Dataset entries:
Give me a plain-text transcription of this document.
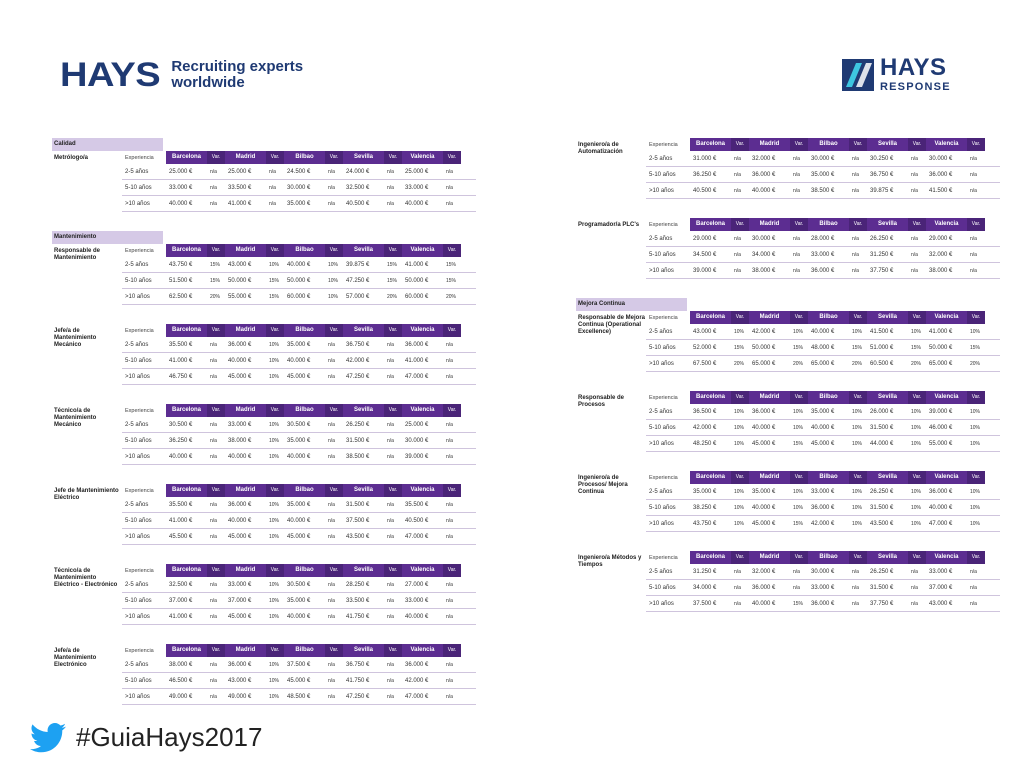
HAYS Recruiting experts
worldwide
HAYS
RESPONSE
Calidad
Metrólogo/a	Experiencia	Barcelona	Var.	Madrid	Var.	Bilbao	Var.	Sevilla	Var.	Valencia	Var.
2-5 años	25.000 €	n/a	25.000 €	n/a	24.500 €	n/a	24.000 €	n/a	25.000 €	n/a
5-10 años	33.000 €	n/a	33.500 €	n/a	30.000 €	n/a	32.500 €	n/a	33.000 €	n/a
>10 años	40.000 €	n/a	41.000 €	n/a	35.000 €	n/a	40.500 €	n/a	40.000 €	n/a
Mantenimiento
Responsable de Mantenimiento
Experiencia	Barcelona	Var.	Madrid	Var.	Bilbao	Var.	Sevilla	Var.	Valencia	Var.
2-5 años	43.750 €	15%	43.000 €	10%	40.000 €	10%	39.875 €	15%	41.000 €	15%
5-10 años	51.500 €	15%	50.000 €	15%	50.000 €	10%	47.250 €	15%	50.000 €	15%
>10 años	62.500 €	20%	55.000 €	15%	60.000 €	10%	57.000 €	20%	60.000 €	20%
Jefe/a de Mantenimiento Mecánico
Experiencia	Barcelona	Var.	Madrid	Var.	Bilbao	Var.	Sevilla	Var.	Valencia	Var.
2-5 años	35.500 €	n/a	36.000 €	10%	35.000 €	n/a	36.750 €	n/a	36.000 €	n/a
5-10 años	41.000 €	n/a	40.000 €	10%	40.000 €	n/a	42.000 €	n/a	41.000 €	n/a
>10 años	46.750 €	n/a	45.000 €	10%	45.000 €	n/a	47.250 €	n/a	47.000 €	n/a
Técnico/a de Mantenimiento Mecánico
Experiencia	Barcelona	Var.	Madrid	Var.	Bilbao	Var.	Sevilla	Var.	Valencia	Var.
2-5 años	30.500 €	n/a	33.000 €	10%	30.500 €	n/a	26.250 €	n/a	25.000 €	n/a
5-10 años	36.250 €	n/a	38.000 €	10%	35.000 €	n/a	31.500 €	n/a	30.000 €	n/a
>10 años	40.000 €	n/a	40.000 €	10%	40.000 €	n/a	38.500 €	n/a	39.000 €	n/a
Jefe de Mantenimiento Eléctrico
Experiencia	Barcelona	Var.	Madrid	Var.	Bilbao	Var.	Sevilla	Var.	Valencia	Var.
2-5 años	35.500 €	n/a	36.000 €	10%	35.000 €	n/a	31.500 €	n/a	35.500 €	n/a
5-10 años	41.000 €	n/a	40.000 €	10%	40.000 €	n/a	37.500 €	n/a	40.500 €	n/a
>10 años	45.500 €	n/a	45.000 €	10%	45.000 €	n/a	43.500 €	n/a	47.000 €	n/a
Técnico/a de Mantenimiento Eléctrico - Electrónico
Experiencia	Barcelona	Var.	Madrid	Var.	Bilbao	Var.	Sevilla	Var.	Valencia	Var.
2-5 años	32.500 €	n/a	33.000 €	10%	30.500 €	n/a	28.250 €	n/a	27.000 €	n/a
5-10 años	37.000 €	n/a	37.000 €	10%	35.000 €	n/a	33.500 €	n/a	33.000 €	n/a
>10 años	41.000 €	n/a	45.000 €	10%	40.000 €	n/a	41.750 €	n/a	40.000 €	n/a
Jefe/a de Mantenimiento Electrónico
Experiencia	Barcelona	Var.	Madrid	Var.	Bilbao	Var.	Sevilla	Var.	Valencia	Var.
2-5 años	38.000 €	n/a	36.000 €	10%	37.500 €	n/a	36.750 €	n/a	36.000 €	n/a
5-10 años	46.500 €	n/a	43.000 €	10%	45.000 €	n/a	41.750 €	n/a	42.000 €	n/a
>10 años	49.000 €	n/a	49.000 €	10%	48.500 €	n/a	47.250 €	n/a	47.000 €	n/a
Ingeniero/a de Automatización
Experiencia	Barcelona	Var.	Madrid	Var.	Bilbao	Var.	Sevilla	Var.	Valencia	Var.
2-5 años	31.000 €	n/a	32.000 €	n/a	30.000 €	n/a	30.250 €	n/a	30.000 €	n/a
5-10 años	36.250 €	n/a	36.000 €	n/a	35.000 €	n/a	36.750 €	n/a	36.000 €	n/a
>10 años	40.500 €	n/a	40.000 €	n/a	38.500 €	n/a	39.875 €	n/a	41.500 €	n/a
Programador/a PLC's	Experiencia	Barcelona	Var.	Madrid	Var.	Bilbao	Var.	Sevilla	Var.	Valencia	Var.
2-5 años	29.000 €	n/a	30.000 €	n/a	28.000 €	n/a	26.250 €	n/a	29.000 €	n/a
5-10 años	34.500 €	n/a	34.000 €	n/a	33.000 €	n/a	31.250 €	n/a	32.000 €	n/a
>10 años	39.000 €	n/a	38.000 €	n/a	36.000 €	n/a	37.750 €	n/a	38.000 €	n/a
Mejora Continua
Responsable de Mejora Continua (Operational Excellence)
Experiencia	Barcelona	Var.	Madrid	Var.	Bilbao	Var.	Sevilla	Var.	Valencia	Var.
2-5 años	43.000 €	10%	42.000 €	10%	40.000 €	10%	41.500 €	10%	41.000 €	10%
5-10 años	52.000 €	15%	50.000 €	15%	48.000 €	15%	51.000 €	15%	50.000 €	15%
>10 años	67.500 €	20%	65.000 €	20%	65.000 €	20%	60.500 €	20%	65.000 €	20%
Responsable de Procesos
Experiencia	Barcelona	Var.	Madrid	Var.	Bilbao	Var.	Sevilla	Var.	Valencia	Var.
2-5 años	36.500 €	10%	36.000 €	10%	35.000 €	10%	26.000 €	10%	39.000 €	10%
5-10 años	42.000 €	10%	40.000 €	10%	40.000 €	10%	31.500 €	10%	46.000 €	10%
>10 años	48.250 €	10%	45.000 €	15%	45.000 €	10%	44.000 €	10%	55.000 €	10%
Ingeniero/a de Procesos/ Mejora Continua
Experiencia	Barcelona	Var.	Madrid	Var.	Bilbao	Var.	Sevilla	Var.	Valencia	Var.
2-5 años	35.000 €	10%	35.000 €	10%	33.000 €	10%	26.250 €	10%	36.000 €	10%
5-10 años	38.250 €	10%	40.000 €	10%	36.000 €	10%	31.500 €	10%	40.000 €	10%
>10 años	43.750 €	10%	45.000 €	15%	42.000 €	10%	43.500 €	10%	47.000 €	10%
Ingeniero/a Métodos y Tiempos
Experiencia	Barcelona	Var.	Madrid	Var.	Bilbao	Var.	Sevilla	Var.	Valencia	Var.
2-5 años	31.250 €	n/a	32.000 €	n/a	30.000 €	n/a	26.250 €	n/a	33.000 €	n/a
5-10 años	34.000 €	n/a	36.000 €	n/a	33.000 €	n/a	31.500 €	n/a	37.000 €	n/a
>10 años	37.500 €	n/a	40.000 €	15%	36.000 €	n/a	37.750 €	n/a	43.000 €	n/a
#GuiaHays2017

_Exercise task_
Gather up the lines containing the word "Mantenimiento" from these records and copy them.

_Task answer_
Mantenimiento
Responsable de Mantenimiento
Jefe/a de Mantenimiento Mecánico
Técnico/a de Mantenimiento Mecánico
Jefe de Mantenimiento Eléctrico
Técnico/a de Mantenimiento Eléctrico - Electrónico
Jefe/a de Mantenimiento Electrónico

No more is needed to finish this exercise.